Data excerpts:

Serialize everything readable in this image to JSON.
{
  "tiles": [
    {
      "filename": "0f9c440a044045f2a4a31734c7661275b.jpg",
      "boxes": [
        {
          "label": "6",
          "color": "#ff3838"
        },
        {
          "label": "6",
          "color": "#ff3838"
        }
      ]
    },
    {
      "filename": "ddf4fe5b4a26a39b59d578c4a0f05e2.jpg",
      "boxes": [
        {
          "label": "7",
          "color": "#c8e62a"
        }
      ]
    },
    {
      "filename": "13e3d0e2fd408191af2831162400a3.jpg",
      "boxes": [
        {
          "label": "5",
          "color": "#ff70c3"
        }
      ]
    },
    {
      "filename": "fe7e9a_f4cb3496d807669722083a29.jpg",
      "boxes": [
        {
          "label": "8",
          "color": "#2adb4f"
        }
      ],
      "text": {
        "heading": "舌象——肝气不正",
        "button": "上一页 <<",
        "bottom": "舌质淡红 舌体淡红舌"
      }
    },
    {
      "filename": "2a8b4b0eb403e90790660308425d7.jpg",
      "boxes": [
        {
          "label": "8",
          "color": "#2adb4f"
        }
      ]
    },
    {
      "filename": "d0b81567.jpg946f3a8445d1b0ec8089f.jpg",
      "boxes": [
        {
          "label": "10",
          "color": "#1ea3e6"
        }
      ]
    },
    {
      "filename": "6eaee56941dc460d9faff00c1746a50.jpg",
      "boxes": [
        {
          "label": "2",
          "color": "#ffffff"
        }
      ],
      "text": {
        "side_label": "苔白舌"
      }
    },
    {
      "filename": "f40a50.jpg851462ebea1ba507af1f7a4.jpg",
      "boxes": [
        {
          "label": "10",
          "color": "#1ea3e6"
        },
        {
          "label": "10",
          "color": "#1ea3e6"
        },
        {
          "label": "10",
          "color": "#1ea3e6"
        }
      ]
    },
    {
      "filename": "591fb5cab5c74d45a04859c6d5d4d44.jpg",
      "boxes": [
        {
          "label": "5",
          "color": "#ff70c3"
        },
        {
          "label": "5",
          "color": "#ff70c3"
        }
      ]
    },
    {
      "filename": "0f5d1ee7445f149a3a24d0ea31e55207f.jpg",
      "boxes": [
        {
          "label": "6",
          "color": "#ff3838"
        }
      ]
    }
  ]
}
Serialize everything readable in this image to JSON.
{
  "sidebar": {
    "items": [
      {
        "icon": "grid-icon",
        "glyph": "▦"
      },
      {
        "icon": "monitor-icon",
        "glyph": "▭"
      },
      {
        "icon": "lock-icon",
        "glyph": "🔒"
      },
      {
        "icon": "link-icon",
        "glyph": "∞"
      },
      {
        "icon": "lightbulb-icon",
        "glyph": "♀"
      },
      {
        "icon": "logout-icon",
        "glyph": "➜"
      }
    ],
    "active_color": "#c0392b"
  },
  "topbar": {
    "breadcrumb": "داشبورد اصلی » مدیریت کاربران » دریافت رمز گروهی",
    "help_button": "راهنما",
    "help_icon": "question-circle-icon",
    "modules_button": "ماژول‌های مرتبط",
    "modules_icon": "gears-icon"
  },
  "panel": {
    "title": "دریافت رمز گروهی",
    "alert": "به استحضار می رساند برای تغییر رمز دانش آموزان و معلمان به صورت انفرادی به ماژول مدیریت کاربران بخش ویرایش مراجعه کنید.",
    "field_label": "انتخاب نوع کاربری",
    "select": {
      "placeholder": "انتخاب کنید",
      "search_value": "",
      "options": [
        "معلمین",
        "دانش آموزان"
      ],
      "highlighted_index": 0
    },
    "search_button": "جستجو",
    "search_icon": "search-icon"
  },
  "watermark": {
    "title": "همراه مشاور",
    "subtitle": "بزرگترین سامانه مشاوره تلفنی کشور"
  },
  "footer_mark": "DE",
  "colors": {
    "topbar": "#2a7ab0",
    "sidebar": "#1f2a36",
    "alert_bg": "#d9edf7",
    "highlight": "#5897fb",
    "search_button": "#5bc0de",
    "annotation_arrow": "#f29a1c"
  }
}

WHAT IS BEING ASKED: Count each line of the entries that holds the word "کاربران", then state the total and nothing more.

WRITTEN RESPONSE: 2